Below are some records. Count the lines with "جامع" in them and give nothing but the total.

* BEGIN *

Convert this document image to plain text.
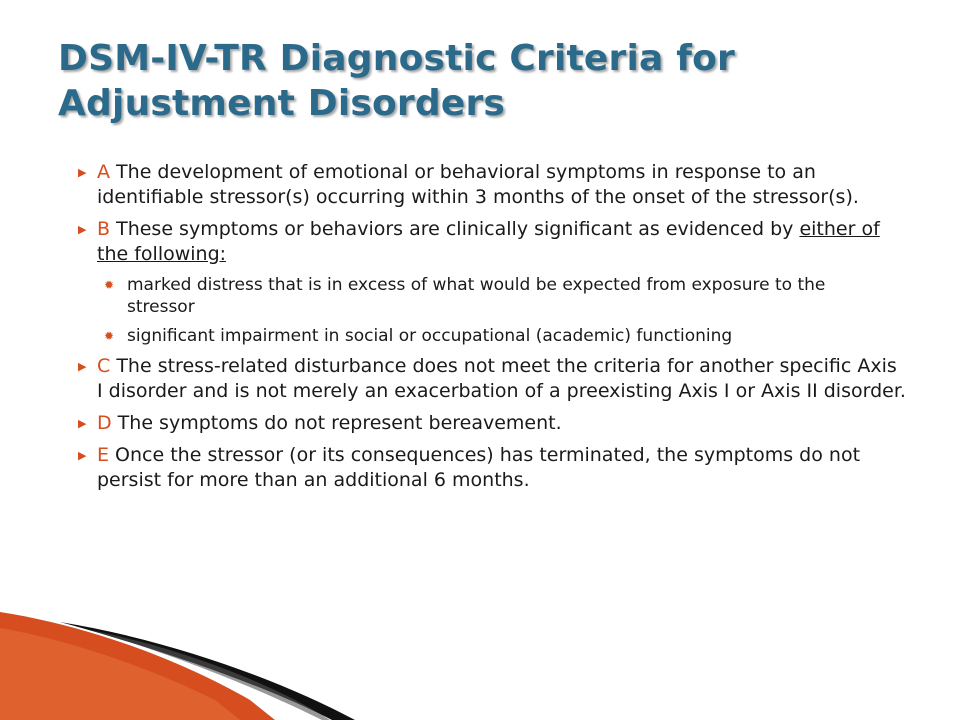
DSM-IV-TR Diagnostic Criteria for
Adjustment Disorders
▶ A The development of emotional or behavioral symptoms in response to an identifiable stressor(s) occurring within 3 months of the onset of the stressor(s).
▶ B These symptoms or behaviors are clinically significant as evidenced by either of the following:
✹ marked distress that is in excess of what would be expected from exposure to the stressor
✹ significant impairment in social or occupational (academic) functioning
▶ C The stress-related disturbance does not meet the criteria for another specific Axis I disorder and is not merely an exacerbation of a preexisting Axis I or Axis II disorder.
▶ D The symptoms do not represent bereavement.
▶ E Once the stressor (or its consequences) has terminated, the symptoms do not persist for more than an additional 6 months.
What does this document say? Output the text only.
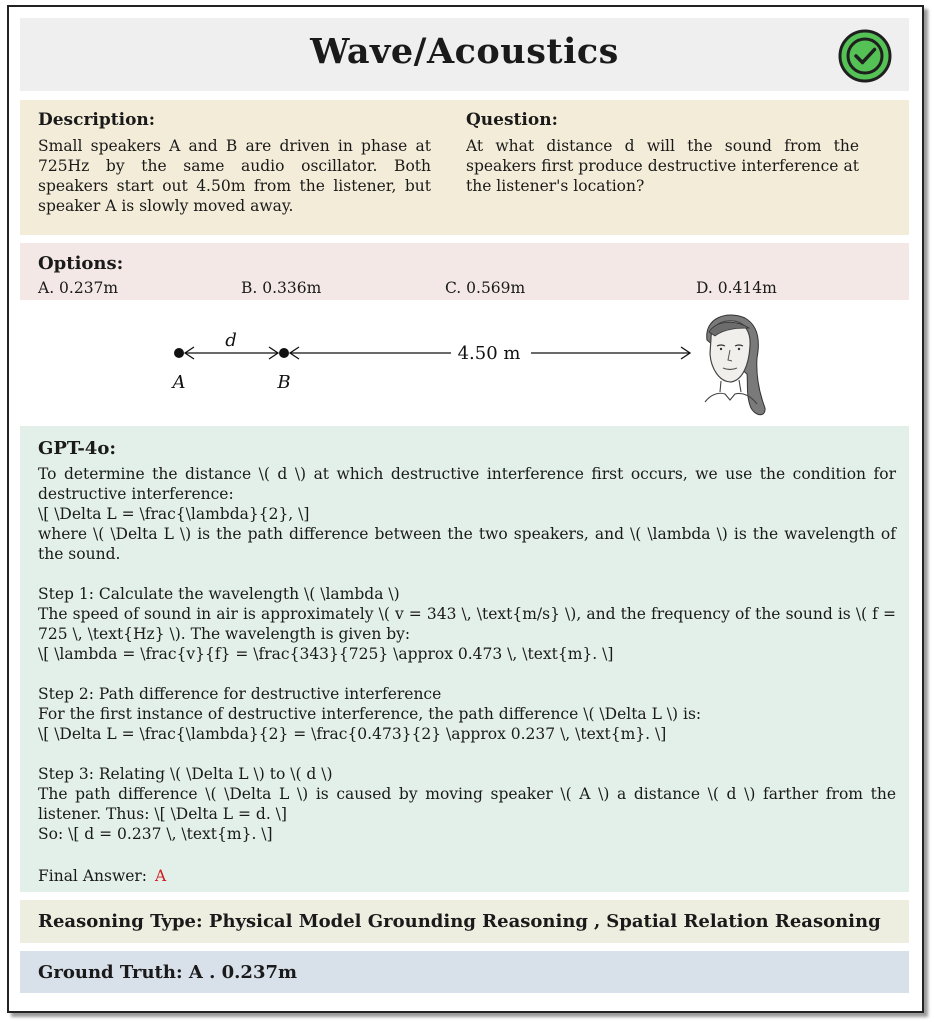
Wave/Acoustics
Description:
Small speakers A and B are driven in phase at 725Hz by the same audio oscillator. Both speakers start out 4.50m from the listener, but speaker A is slowly moved away.
Question:
At what distance d will the sound from the speakers first produce destructive interference at the listener's location?
Options:
A. 0.237m	B. 0.336m	C. 0.569m	D. 0.414m
d
A	B
4.50 m
GPT-4o:

To determine the distance \( d \) at which destructive interference first occurs, we use the condition for destructive interference:

\[ \Delta L = \frac{\lambda}{2}, \]

where \( \Delta L \) is the path difference between the two speakers, and \( \lambda \) is the wavelength of the sound.

Step 1: Calculate the wavelength \( \lambda \)

The speed of sound in air is approximately \( v = 343 \, \text{m/s} \), and the frequency of the sound is \( f = 725 \, \text{Hz} \). The wavelength is given by:

\[ \lambda = \frac{v}{f} = \frac{343}{725} \approx 0.473 \, \text{m}. \]

Step 2: Path difference for destructive interference

For the first instance of destructive interference, the path difference \( \Delta L \) is:

\[ \Delta L = \frac{\lambda}{2} = \frac{0.473}{2} \approx 0.237 \, \text{m}. \]

Step 3: Relating \( \Delta L \) to \( d \)

The path difference \( \Delta L \) is caused by moving speaker \( A \) a distance \( d \) farther from the listener. Thus: \[ \Delta L = d. \]

So: \[ d = 0.237 \, \text{m}. \]

Final Answer: A
Reasoning Type: Physical Model Grounding Reasoning , Spatial Relation Reasoning
Ground Truth: A . 0.237m
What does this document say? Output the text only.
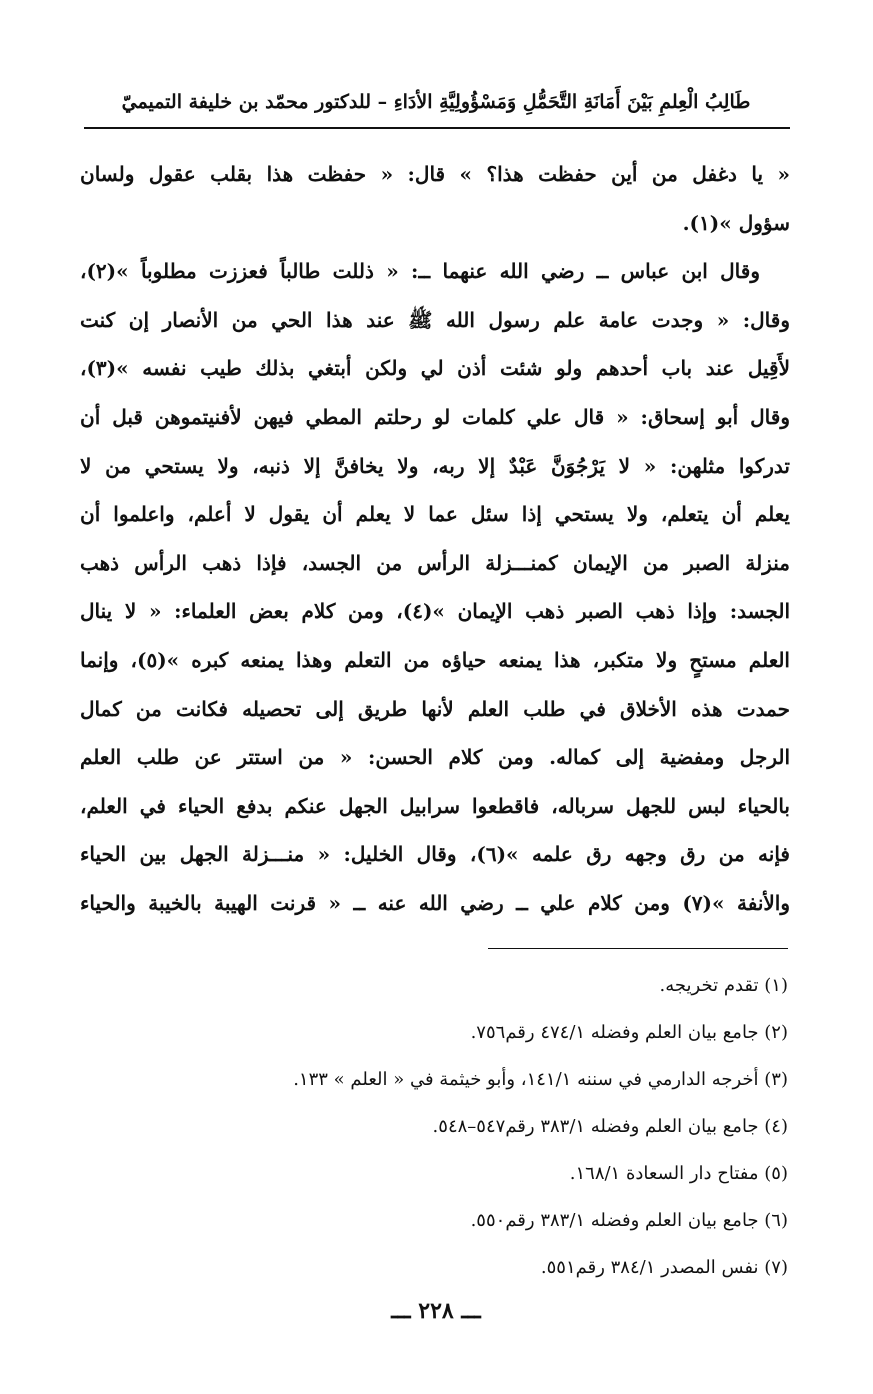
طَالِبُ الْعِلمِ بَيْنَ أَمَانَةِ التَّحَمُّلِ وَمَسْؤُولِيَّةِ الأدَاءِ – للدكتور محمّد بن خليفة التميميّ
« يا دغفل من أين حفظت هذا؟ » قال: « حفظت هذا بقلب عقول ولسان
سؤول »(١).
وقال ابن عباس ــ رضي الله عنهما ــ: « ذللت طالباً فعززت مطلوباً »(٢)،
وقال: « وجدت عامة علم رسول الله ﷺ عند هذا الحي من الأنصار إن كنت
لأَقِيل عند باب أحدهم ولو شئت أذن لي ولكن أبتغي بذلك طيب نفسه »(٣)،
وقال أبو إسحاق: « قال علي كلمات لو رحلتم المطي فيهن لأفنيتموهن قبل أن
تدركوا مثلهن: « لا يَرْجُوَنَّ عَبْدٌ إلا ربه، ولا يخافنَّ إلا ذنبه، ولا يستحي من لا
يعلم أن يتعلم، ولا يستحي إذا سئل عما لا يعلم أن يقول لا أعلم، واعلموا أن
منزلة الصبر من الإيمان كمنـــزلة الرأس من الجسد، فإذا ذهب الرأس ذهب
الجسد: وإذا ذهب الصبر ذهب الإيمان »(٤)، ومن كلام بعض العلماء: « لا ينال
العلم مستحٍ ولا متكبر، هذا يمنعه حياؤه من التعلم وهذا يمنعه كبره »(٥)، وإنما
حمدت هذه الأخلاق في طلب العلم لأنها طريق إلى تحصيله فكانت من كمال
الرجل ومفضية إلى كماله. ومن كلام الحسن: « من استتر عن طلب العلم
بالحياء لبس للجهل سرباله، فاقطعوا سرابيل الجهل عنكم بدفع الحياء في العلم،
فإنه من رق وجهه رق علمه »(٦)، وقال الخليل: « منـــزلة الجهل بين الحياء
والأنفة »(٧) ومن كلام علي ــ رضي الله عنه ــ « قرنت الهيبة بالخيبة والحياء
(١) تقدم تخريجه.
(٢) جامع بيان العلم وفضله ٤٧٤/١ رقم٧٥٦.
(٣) أخرجه الدارمي في سننه ١٤١/١، وأبو خيثمة في « العلم » ١٣٣.
(٤) جامع بيان العلم وفضله ٣٨٣/١ رقم٥٤٧–٥٤٨.
(٥) مفتاح دار السعادة ١٦٨/١.
(٦) جامع بيان العلم وفضله ٣٨٣/١ رقم٥٥٠.
(٧) نفس المصدر ٣٨٤/١ رقم٥٥١.
ـــ ٢٢٨ ـــ
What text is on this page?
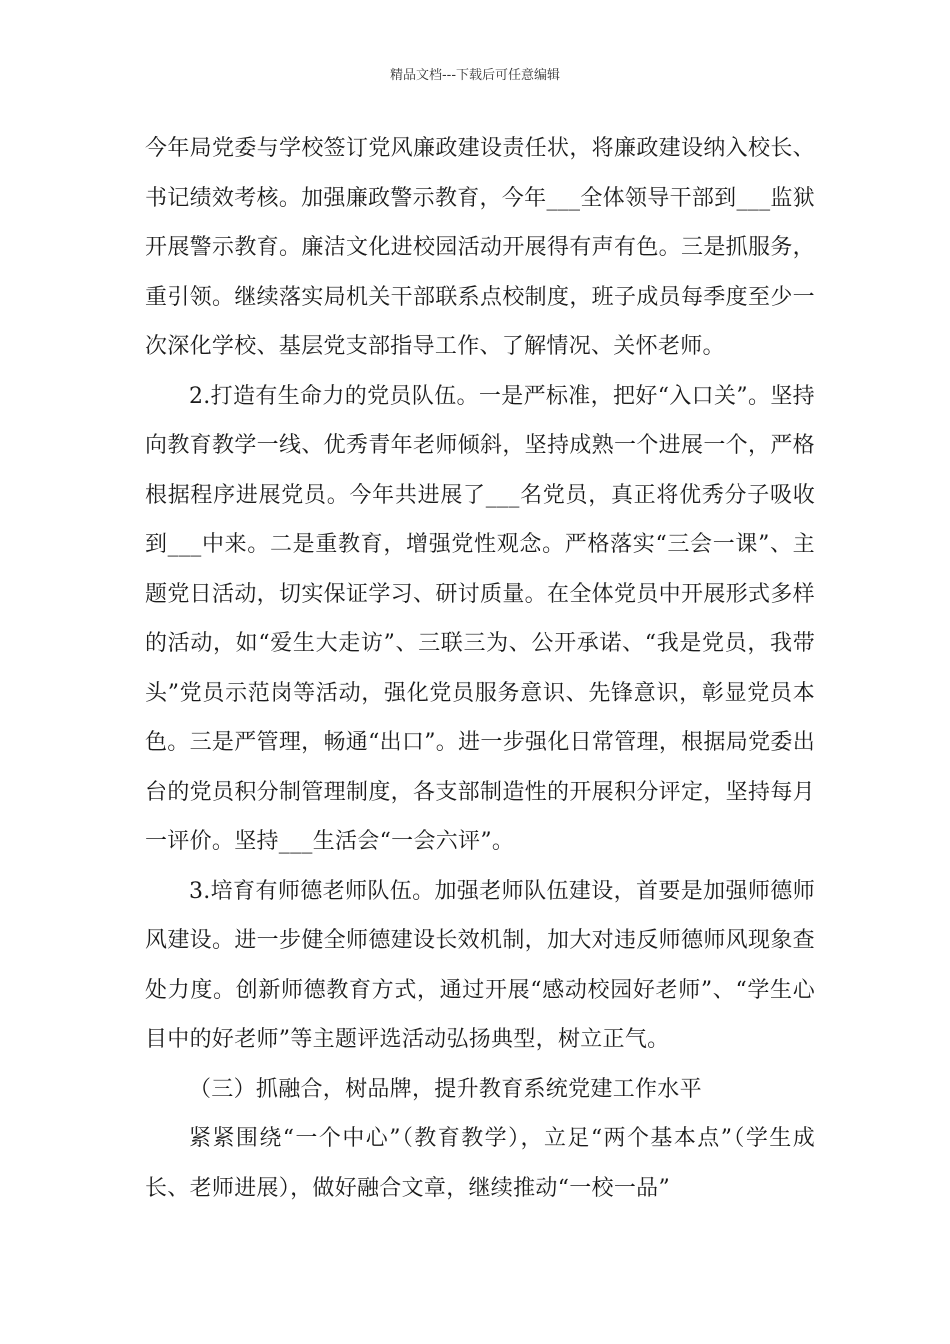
精品文档---下载后可任意编辑

今年局党委与学校签订党风廉政建设责任状，将廉政建设纳入校长、书记绩效考核。加强廉政警示教育，今年___全体领导干部到___监狱开展警示教育。廉洁文化进校园活动开展得有声有色。三是抓服务，重引领。继续落实局机关干部联系点校制度，班子成员每季度至少一次深化学校、基层党支部指导工作、了解情况、关怀老师。

2.打造有生命力的党员队伍。一是严标准，把好“入口关”。坚持向教育教学一线、优秀青年老师倾斜，坚持成熟一个进展一个，严格根据程序进展党员。今年共进展了___名党员，真正将优秀分子吸收到___中来。二是重教育，增强党性观念。严格落实“三会一课”、主题党日活动，切实保证学习、研讨质量。在全体党员中开展形式多样的活动，如“爱生大走访”、三联三为、公开承诺、“我是党员，我带头”党员示范岗等活动，强化党员服务意识、先锋意识，彰显党员本色。三是严管理，畅通“出口”。进一步强化日常管理，根据局党委出台的党员积分制管理制度，各支部制造性的开展积分评定，坚持每月一评价。坚持___生活会“一会六评”。

3.培育有师德老师队伍。加强老师队伍建设，首要是加强师德师风建设。进一步健全师德建设长效机制，加大对违反师德师风现象查处力度。创新师德教育方式，通过开展“感动校园好老师”、“学生心目中的好老师”等主题评选活动弘扬典型，树立正气。

（三）抓融合，树品牌，提升教育系统党建工作水平

紧紧围绕“一个中心”（教育教学），立足“两个基本点”（学生成长、老师进展），做好融合文章，继续推动“一校一品”
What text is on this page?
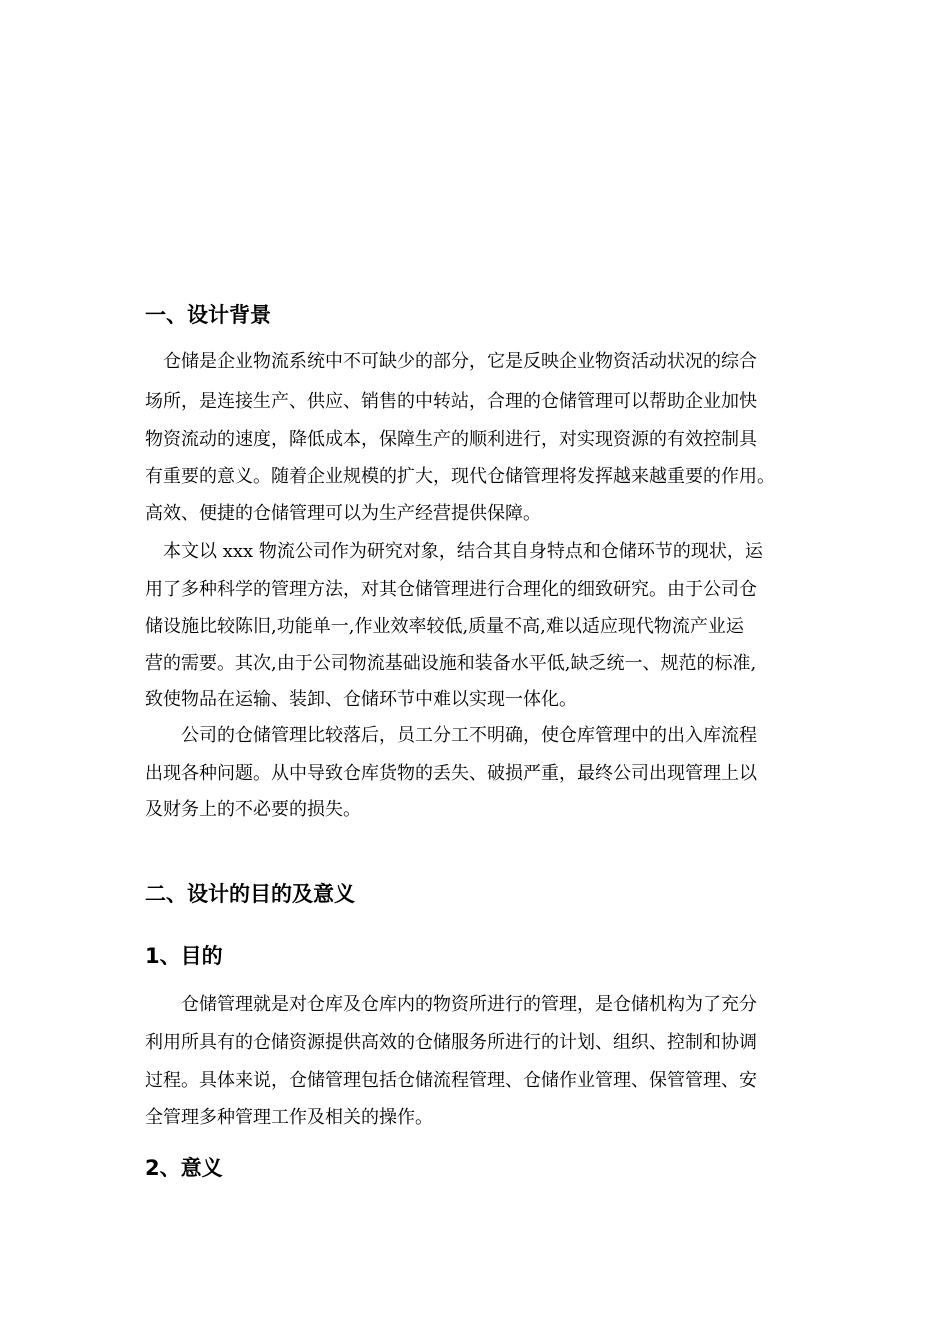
一、设计背景

仓储是企业物流系统中不可缺少的部分，它是反映企业物资活动状况的综合

场所，是连接生产、供应、销售的中转站，合理的仓储管理可以帮助企业加快

物资流动的速度，降低成本，保障生产的顺利进行，对实现资源的有效控制具

有重要的意义。随着企业规模的扩大，现代仓储管理将发挥越来越重要的作用。

高效、便捷的仓储管理可以为生产经营提供保障。

本文以 xxx 物流公司作为研究对象，结合其自身特点和仓储环节的现状，运

用了多种科学的管理方法，对其仓储管理进行合理化的细致研究。由于公司仓

储设施比较陈旧,功能单一,作业效率较低,质量不高,难以适应现代物流产业运

营的需要。其次,由于公司物流基础设施和装备水平低,缺乏统一、规范的标准,

致使物品在运输、装卸、仓储环节中难以实现一体化。

公司的仓储管理比较落后，员工分工不明确，使仓库管理中的出入库流程

出现各种问题。从中导致仓库货物的丢失、破损严重，最终公司出现管理上以

及财务上的不必要的损失。

二、设计的目的及意义
1、目的

仓储管理就是对仓库及仓库内的物资所进行的管理，是仓储机构为了充分

利用所具有的仓储资源提供高效的仓储服务所进行的计划、组织、控制和协调

过程。具体来说，仓储管理包括仓储流程管理、仓储作业管理、保管管理、安

全管理多种管理工作及相关的操作。

2、意义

* END *

Answer in full >> 3